** BEGIN Extracted material **

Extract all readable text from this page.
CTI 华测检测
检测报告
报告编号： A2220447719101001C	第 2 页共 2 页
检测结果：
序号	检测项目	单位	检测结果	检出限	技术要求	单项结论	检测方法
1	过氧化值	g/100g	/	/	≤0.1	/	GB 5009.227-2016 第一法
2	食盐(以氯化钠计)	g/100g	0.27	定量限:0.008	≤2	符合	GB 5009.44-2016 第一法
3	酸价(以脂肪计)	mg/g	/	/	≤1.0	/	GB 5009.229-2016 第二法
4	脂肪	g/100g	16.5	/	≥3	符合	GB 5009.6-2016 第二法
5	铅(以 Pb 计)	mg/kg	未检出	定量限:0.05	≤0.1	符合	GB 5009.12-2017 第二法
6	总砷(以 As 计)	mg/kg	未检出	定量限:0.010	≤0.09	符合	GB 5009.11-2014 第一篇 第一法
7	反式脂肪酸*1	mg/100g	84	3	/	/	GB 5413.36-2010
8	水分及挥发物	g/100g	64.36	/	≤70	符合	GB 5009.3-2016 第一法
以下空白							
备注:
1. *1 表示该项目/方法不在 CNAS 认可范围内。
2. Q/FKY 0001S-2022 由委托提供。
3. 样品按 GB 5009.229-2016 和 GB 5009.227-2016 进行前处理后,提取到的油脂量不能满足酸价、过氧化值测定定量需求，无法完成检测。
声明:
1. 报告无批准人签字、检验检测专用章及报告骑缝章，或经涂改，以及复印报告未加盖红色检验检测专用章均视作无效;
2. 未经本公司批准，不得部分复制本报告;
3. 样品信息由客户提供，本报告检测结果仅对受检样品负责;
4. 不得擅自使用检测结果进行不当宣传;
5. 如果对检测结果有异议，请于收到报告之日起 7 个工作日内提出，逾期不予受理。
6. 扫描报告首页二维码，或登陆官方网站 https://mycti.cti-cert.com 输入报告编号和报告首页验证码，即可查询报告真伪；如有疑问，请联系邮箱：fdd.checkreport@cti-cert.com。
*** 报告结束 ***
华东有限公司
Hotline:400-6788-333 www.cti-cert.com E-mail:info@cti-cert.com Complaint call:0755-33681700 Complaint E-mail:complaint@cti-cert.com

** END Extracted material **

**What to do**
Copy the data above in full, character for character.

**The completed task**
Extract all readable text from this page.
CTI 华测检测
检测报告
报告编号： A2220447719101001C	第 2 页共 2 页
检测结果：
序号	检测项目	单位	检测结果	检出限	技术要求	单项结论	检测方法
1	过氧化值	g/100g	/	/	≤0.1	/	GB 5009.227-2016 第一法
2	食盐(以氯化钠计)	g/100g	0.27	定量限:0.008	≤2	符合	GB 5009.44-2016 第一法
3	酸价(以脂肪计)	mg/g	/	/	≤1.0	/	GB 5009.229-2016 第二法
4	脂肪	g/100g	16.5	/	≥3	符合	GB 5009.6-2016 第二法
5	铅(以 Pb 计)	mg/kg	未检出	定量限:0.05	≤0.1	符合	GB 5009.12-2017 第二法
6	总砷(以 As 计)	mg/kg	未检出	定量限:0.010	≤0.09	符合	GB 5009.11-2014 第一篇 第一法
7	反式脂肪酸*1	mg/100g	84	3	/	/	GB 5413.36-2010
8	水分及挥发物	g/100g	64.36	/	≤70	符合	GB 5009.3-2016 第一法
以下空白							
备注:
1. *1 表示该项目/方法不在 CNAS 认可范围内。
2. Q/FKY 0001S-2022 由委托提供。
3. 样品按 GB 5009.229-2016 和 GB 5009.227-2016 进行前处理后,提取到的油脂量不能满足酸价、过氧化值测定定量需求，无法完成检测。
声明:
1. 报告无批准人签字、检验检测专用章及报告骑缝章，或经涂改，以及复印报告未加盖红色检验检测专用章均视作无效;
2. 未经本公司批准，不得部分复制本报告;
3. 样品信息由客户提供，本报告检测结果仅对受检样品负责;
4. 不得擅自使用检测结果进行不当宣传;
5. 如果对检测结果有异议，请于收到报告之日起 7 个工作日内提出，逾期不予受理。
6. 扫描报告首页二维码，或登陆官方网站 https://mycti.cti-cert.com 输入报告编号和报告首页验证码，即可查询报告真伪；如有疑问，请联系邮箱：fdd.checkreport@cti-cert.com。
*** 报告结束 ***
华东有限公司
Hotline:400-6788-333 www.cti-cert.com E-mail:info@cti-cert.com Complaint call:0755-33681700 Complaint E-mail:complaint@cti-cert.com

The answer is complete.